*** Recorded information ***

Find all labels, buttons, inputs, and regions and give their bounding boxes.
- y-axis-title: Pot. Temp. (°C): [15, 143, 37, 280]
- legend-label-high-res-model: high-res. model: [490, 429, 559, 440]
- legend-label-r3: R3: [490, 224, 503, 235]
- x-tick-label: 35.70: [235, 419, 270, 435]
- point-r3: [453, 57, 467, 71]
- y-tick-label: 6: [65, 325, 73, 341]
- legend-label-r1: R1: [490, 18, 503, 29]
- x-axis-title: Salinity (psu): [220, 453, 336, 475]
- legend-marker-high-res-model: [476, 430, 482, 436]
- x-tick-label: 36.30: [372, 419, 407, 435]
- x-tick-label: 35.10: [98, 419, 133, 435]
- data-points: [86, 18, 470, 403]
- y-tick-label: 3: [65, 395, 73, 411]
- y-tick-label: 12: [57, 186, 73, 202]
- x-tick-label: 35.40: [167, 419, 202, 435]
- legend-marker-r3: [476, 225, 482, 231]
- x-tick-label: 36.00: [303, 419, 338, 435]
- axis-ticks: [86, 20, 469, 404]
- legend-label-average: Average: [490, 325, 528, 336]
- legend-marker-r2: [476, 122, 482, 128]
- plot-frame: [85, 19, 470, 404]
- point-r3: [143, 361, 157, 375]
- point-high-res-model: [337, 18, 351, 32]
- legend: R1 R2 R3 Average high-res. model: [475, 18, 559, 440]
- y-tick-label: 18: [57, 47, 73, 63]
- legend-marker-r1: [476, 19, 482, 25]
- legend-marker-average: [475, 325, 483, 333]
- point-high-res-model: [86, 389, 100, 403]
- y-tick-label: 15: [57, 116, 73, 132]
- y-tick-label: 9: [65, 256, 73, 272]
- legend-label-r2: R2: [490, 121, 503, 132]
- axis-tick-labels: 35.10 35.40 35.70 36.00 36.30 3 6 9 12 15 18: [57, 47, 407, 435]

***

What is required
Pull out each line above that contains the string "axis". Case counts.

Task solution
- y-axis-title: Pot. Temp. (°C): [15, 143, 37, 280]
- x-axis-title: Salinity (psu): [220, 453, 336, 475]
- axis-ticks: [86, 20, 469, 404]
- axis-tick-labels: 35.10 35.40 35.70 36.00 36.30 3 6 9 12 15 18: [57, 47, 407, 435]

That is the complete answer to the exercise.